:: THE DATA

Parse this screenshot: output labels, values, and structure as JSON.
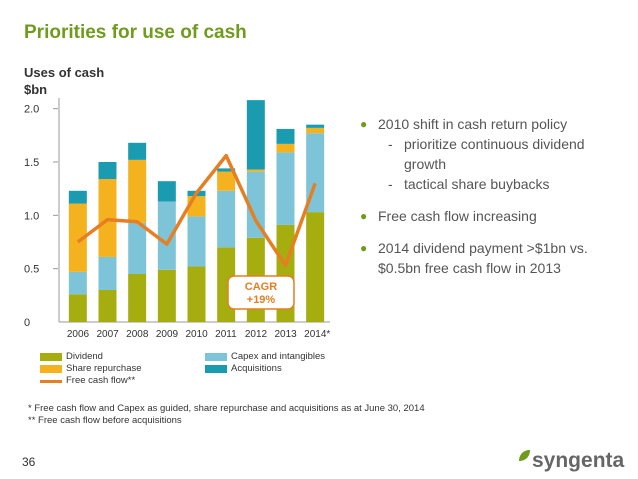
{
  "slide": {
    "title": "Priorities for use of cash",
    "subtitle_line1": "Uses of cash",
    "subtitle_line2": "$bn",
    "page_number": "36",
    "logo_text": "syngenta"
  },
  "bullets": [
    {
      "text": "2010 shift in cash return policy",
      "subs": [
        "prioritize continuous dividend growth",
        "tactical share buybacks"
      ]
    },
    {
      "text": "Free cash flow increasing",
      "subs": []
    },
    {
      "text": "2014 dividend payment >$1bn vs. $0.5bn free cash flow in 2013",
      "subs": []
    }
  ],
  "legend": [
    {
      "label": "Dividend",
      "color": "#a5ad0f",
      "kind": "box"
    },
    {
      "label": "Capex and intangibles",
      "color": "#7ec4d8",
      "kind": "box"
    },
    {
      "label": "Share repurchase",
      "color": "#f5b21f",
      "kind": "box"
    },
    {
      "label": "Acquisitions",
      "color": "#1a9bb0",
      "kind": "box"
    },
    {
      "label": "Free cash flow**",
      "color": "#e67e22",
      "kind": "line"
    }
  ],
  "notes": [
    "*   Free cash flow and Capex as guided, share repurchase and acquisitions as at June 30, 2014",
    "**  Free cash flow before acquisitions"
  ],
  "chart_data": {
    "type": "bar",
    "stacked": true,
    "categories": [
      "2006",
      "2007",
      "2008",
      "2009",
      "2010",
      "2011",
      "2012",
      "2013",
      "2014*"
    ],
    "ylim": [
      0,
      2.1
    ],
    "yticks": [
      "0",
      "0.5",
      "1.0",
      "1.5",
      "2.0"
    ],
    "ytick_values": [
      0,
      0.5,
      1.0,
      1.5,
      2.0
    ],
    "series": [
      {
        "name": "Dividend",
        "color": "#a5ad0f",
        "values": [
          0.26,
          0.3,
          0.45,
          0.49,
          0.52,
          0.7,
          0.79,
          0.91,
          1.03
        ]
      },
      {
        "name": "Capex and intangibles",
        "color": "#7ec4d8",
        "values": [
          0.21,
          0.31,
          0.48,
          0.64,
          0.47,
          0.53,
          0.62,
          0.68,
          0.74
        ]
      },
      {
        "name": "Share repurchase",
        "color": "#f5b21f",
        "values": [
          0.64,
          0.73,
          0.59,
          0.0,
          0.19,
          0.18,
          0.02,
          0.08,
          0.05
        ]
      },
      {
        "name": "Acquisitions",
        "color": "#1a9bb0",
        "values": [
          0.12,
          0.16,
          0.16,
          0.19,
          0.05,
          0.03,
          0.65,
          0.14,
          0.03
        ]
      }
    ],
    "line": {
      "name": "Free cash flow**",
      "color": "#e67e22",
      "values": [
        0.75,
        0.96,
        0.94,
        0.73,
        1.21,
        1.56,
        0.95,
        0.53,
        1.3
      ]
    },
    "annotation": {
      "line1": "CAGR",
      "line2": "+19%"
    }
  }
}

::::
:: THE DATA

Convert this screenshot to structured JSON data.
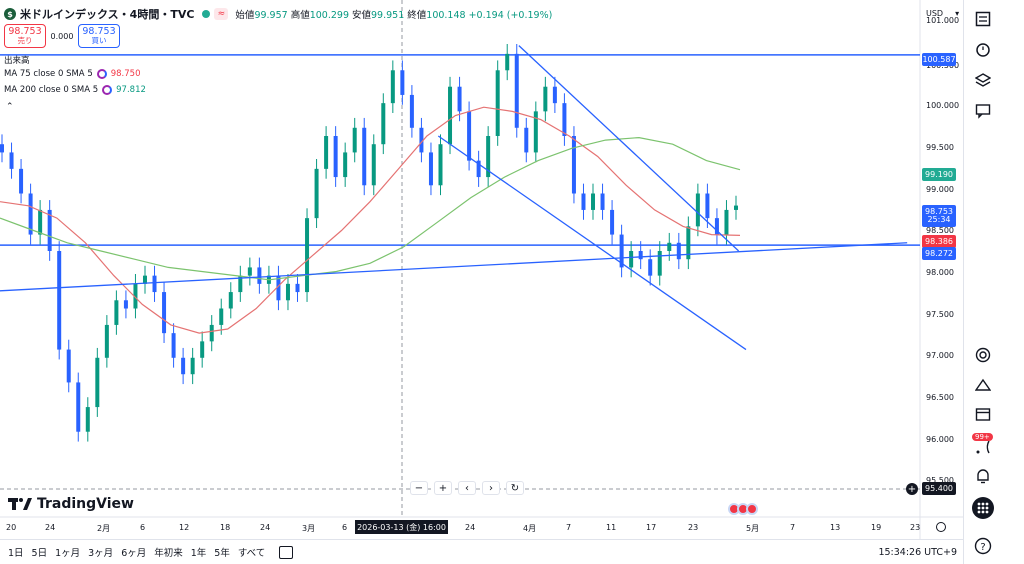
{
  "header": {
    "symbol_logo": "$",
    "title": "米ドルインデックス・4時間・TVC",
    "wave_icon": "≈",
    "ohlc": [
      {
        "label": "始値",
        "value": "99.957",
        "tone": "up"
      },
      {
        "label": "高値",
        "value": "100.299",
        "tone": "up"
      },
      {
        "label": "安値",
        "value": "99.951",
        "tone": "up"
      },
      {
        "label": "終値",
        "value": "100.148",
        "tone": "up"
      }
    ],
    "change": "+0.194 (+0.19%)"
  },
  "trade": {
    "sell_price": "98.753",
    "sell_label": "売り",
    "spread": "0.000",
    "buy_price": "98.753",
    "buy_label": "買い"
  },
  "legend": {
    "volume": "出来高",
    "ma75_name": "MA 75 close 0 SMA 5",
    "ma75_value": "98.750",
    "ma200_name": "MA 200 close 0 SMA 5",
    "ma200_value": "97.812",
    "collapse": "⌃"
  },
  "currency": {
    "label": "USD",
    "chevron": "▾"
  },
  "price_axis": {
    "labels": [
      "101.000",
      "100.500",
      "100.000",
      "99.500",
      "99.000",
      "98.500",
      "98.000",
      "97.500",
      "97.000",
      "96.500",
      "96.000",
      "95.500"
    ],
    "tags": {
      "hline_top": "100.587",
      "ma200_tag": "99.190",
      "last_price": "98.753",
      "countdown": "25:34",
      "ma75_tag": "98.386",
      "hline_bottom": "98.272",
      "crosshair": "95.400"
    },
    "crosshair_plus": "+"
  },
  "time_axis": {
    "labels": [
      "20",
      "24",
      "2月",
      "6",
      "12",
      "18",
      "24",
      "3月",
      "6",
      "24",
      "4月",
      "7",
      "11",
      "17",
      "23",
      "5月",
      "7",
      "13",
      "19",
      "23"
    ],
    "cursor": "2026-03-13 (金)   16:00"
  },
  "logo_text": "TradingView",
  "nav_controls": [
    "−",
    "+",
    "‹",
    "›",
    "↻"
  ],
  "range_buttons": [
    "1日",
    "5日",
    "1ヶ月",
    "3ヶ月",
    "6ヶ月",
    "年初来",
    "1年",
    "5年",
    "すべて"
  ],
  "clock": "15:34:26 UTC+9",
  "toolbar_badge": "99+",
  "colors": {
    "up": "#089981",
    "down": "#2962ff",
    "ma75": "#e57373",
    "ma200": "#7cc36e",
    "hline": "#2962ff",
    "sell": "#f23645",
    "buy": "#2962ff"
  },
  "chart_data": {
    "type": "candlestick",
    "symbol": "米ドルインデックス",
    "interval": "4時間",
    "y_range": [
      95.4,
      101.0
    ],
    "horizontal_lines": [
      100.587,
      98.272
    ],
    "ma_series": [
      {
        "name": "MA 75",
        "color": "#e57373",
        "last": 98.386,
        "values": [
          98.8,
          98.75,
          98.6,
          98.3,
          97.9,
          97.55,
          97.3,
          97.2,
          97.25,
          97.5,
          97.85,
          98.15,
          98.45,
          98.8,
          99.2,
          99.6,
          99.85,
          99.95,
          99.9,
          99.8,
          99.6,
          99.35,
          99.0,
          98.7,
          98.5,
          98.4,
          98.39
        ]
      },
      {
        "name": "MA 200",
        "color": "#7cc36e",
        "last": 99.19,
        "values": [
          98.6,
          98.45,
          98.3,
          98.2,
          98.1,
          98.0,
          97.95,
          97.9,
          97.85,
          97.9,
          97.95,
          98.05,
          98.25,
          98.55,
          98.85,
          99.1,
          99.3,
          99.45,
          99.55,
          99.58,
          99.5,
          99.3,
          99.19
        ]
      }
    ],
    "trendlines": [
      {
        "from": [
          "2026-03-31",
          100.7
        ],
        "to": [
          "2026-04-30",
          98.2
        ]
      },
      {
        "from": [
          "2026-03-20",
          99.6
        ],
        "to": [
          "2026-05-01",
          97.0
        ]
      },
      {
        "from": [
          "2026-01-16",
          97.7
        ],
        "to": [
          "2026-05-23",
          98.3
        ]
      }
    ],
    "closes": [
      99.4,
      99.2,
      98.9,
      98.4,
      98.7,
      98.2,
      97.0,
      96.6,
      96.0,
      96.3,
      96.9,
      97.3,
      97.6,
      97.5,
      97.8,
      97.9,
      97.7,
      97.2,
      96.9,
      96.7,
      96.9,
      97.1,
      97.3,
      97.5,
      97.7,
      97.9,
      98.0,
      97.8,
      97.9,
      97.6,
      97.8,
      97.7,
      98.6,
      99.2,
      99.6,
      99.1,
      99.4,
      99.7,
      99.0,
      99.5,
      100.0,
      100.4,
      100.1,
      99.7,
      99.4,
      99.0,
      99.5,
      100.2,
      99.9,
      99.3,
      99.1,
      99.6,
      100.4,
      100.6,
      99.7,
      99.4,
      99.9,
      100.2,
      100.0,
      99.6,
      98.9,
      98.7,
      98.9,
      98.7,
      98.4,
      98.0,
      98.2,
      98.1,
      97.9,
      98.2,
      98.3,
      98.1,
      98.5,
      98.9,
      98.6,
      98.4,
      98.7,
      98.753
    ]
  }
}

::::

INSTRUCTIONS TO FOLLOW: Check each line above for the word "flow" and say how many have it, with nothing else.

COMPLETE OUTPUT: 6